====== INFORMATION PROVIDED ======
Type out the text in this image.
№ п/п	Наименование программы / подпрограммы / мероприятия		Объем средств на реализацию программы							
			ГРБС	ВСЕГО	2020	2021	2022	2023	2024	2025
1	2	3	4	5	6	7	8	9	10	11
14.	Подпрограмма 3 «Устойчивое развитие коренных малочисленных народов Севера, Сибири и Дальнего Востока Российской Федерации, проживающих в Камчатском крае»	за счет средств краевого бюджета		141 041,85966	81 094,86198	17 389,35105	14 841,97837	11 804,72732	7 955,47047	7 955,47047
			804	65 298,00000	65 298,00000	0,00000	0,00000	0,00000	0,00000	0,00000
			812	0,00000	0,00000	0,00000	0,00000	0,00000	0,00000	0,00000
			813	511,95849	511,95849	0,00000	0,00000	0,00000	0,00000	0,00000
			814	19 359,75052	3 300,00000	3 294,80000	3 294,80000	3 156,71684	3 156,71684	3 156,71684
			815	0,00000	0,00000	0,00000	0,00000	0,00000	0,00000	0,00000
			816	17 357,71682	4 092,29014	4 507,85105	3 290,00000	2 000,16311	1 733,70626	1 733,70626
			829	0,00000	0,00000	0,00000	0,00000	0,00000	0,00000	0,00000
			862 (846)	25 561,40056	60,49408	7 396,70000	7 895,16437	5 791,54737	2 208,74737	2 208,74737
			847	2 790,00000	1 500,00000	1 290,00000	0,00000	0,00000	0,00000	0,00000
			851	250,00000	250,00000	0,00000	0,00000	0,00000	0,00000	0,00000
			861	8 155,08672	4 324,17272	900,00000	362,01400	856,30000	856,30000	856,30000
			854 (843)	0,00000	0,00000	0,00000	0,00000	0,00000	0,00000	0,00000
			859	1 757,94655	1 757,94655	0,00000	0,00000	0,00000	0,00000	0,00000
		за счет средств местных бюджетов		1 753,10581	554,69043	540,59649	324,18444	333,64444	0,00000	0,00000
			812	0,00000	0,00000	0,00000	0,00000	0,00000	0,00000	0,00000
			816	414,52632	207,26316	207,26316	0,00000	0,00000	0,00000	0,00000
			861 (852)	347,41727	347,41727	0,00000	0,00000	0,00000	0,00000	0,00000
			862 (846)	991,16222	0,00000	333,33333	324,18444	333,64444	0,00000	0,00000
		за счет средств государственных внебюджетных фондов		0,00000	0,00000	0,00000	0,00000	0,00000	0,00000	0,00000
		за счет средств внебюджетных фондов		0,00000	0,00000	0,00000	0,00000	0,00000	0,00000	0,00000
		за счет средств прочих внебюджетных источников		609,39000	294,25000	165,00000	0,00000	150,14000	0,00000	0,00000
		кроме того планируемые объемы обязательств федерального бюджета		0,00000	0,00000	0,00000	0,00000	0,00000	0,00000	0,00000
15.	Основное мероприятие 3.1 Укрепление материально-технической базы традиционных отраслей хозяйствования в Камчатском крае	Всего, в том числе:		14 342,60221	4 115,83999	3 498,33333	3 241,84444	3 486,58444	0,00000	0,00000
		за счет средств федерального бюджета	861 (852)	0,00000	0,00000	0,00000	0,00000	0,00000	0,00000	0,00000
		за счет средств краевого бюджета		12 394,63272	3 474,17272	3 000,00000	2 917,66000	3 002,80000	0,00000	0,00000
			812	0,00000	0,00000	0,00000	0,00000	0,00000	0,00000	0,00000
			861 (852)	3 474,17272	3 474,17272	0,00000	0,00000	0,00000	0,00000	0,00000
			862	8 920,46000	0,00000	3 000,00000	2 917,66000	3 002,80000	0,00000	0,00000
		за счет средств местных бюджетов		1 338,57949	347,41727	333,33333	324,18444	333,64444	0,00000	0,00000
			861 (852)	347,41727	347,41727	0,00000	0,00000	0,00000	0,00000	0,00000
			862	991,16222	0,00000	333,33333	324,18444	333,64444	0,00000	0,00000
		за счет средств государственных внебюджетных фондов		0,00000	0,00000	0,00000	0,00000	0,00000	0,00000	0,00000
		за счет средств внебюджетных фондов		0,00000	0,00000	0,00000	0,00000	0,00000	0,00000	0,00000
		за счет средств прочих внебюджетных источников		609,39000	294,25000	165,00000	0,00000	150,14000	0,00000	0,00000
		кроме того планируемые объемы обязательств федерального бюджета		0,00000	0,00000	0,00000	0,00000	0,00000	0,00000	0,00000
======
*REQUIRED WORK*
Look for "краевого" and pull out every line that has it.

*CORRECT ANSWER*
14.	Подпрограмма 3 «Устойчивое развитие коренных малочисленных народов Севера, Сибири и Дальнего Востока Российской Федерации, проживающих в Камчатском крае»	за счет средств краевого бюджета		141 041,85966	81 094,86198	17 389,35105	14 841,97837	11 804,72732	7 955,47047	7 955,47047
		за счет средств краевого бюджета		12 394,63272	3 474,17272	3 000,00000	2 917,66000	3 002,80000	0,00000	0,00000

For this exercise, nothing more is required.